Collection entries:
* Start *
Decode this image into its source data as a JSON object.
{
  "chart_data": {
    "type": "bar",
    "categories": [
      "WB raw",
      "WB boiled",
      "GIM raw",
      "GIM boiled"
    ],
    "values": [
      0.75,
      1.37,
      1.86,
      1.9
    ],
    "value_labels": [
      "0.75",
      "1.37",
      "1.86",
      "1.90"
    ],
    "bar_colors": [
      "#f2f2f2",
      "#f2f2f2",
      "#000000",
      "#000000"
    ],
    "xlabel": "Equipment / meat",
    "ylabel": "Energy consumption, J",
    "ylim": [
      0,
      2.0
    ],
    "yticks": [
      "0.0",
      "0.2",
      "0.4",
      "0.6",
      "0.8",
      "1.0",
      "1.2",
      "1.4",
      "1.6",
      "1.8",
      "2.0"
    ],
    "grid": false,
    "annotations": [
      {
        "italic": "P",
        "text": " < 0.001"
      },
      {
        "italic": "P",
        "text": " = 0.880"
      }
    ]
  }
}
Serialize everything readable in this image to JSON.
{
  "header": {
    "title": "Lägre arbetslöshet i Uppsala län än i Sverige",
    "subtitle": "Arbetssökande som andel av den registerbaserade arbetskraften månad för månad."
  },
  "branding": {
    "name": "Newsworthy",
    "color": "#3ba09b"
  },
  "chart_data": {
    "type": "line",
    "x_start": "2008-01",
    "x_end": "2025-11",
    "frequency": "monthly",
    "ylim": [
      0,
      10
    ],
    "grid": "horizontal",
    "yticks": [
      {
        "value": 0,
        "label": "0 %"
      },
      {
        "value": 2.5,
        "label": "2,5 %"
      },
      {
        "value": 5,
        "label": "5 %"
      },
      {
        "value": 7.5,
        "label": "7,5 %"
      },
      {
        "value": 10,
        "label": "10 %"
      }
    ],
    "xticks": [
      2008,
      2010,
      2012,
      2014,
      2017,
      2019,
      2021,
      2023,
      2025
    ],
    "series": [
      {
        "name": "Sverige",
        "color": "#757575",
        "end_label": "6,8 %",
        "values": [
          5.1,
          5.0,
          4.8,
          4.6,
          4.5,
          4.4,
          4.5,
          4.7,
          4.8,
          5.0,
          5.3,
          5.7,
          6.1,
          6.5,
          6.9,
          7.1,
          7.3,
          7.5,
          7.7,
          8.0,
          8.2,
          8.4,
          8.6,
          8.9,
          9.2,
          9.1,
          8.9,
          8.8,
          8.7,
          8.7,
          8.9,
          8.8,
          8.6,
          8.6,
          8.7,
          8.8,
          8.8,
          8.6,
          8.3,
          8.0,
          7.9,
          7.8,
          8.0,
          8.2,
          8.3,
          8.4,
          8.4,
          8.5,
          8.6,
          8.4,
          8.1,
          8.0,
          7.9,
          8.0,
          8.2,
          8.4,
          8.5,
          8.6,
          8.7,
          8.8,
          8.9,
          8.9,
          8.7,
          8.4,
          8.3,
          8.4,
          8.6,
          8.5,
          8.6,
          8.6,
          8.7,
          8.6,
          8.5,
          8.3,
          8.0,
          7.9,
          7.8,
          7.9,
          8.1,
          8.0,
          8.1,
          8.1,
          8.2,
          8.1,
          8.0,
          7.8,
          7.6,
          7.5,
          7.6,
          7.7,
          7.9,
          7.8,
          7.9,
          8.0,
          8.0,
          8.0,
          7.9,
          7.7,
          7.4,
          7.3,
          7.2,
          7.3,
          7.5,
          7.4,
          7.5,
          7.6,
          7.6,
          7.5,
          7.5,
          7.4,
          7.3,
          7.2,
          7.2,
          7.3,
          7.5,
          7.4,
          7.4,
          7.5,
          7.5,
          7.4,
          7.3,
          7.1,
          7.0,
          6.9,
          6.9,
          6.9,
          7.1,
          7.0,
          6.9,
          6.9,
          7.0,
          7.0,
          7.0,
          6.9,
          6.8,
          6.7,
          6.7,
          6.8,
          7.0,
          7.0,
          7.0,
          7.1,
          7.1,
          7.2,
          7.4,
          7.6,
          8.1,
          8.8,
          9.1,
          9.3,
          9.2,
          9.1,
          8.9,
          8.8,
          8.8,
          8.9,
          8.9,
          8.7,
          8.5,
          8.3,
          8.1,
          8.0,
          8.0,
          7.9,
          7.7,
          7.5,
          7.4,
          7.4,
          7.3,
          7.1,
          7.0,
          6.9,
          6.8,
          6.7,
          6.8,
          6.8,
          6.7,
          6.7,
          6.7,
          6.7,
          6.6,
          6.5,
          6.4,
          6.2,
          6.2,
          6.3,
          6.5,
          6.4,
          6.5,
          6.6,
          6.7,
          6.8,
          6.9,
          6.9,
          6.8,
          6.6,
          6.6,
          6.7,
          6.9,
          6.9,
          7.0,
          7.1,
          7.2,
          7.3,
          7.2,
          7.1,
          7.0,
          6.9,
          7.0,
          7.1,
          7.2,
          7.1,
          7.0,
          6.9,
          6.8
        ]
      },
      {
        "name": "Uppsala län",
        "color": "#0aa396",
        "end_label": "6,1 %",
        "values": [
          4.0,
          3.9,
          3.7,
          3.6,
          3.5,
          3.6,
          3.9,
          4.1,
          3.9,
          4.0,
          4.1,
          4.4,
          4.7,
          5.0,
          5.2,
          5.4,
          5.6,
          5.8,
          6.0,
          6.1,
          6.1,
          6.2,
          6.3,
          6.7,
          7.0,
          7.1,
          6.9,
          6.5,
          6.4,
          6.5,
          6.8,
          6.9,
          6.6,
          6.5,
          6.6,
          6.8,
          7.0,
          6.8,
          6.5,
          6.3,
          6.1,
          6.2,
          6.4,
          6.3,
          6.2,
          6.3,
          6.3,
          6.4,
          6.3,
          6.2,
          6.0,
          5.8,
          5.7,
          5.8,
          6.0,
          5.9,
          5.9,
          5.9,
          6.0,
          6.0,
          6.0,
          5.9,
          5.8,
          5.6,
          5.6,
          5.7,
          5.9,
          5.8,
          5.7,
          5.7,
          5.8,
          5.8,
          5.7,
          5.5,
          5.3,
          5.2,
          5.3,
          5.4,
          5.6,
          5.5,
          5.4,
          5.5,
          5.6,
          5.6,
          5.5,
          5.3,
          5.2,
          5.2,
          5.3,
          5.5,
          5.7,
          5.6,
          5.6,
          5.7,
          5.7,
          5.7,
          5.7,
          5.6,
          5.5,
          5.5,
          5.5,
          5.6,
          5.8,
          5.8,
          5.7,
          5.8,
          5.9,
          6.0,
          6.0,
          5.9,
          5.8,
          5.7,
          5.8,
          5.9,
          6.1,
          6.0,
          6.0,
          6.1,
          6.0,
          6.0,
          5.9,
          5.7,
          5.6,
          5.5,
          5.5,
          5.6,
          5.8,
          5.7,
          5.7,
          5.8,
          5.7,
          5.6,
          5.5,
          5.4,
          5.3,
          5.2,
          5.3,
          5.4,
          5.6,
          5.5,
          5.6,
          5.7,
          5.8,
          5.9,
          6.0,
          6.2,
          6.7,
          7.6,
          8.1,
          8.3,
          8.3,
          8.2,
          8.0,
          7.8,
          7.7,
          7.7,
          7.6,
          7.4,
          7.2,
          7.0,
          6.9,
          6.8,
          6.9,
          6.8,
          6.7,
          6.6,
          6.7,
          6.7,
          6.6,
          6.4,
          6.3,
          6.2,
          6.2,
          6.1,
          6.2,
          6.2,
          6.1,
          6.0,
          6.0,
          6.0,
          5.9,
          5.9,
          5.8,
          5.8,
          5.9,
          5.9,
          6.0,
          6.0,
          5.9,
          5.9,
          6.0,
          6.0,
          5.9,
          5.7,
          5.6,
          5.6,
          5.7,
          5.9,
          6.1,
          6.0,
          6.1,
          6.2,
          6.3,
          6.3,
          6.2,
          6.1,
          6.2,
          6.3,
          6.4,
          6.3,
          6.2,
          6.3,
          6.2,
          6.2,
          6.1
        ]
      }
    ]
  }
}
* End *
__Short problem__.
Search the data for the word "Sverige" and copy each line where it appears.

__Reply__.
    "title": "Lägre arbetslöshet i Uppsala län än i Sverige",
        "name": "Sverige",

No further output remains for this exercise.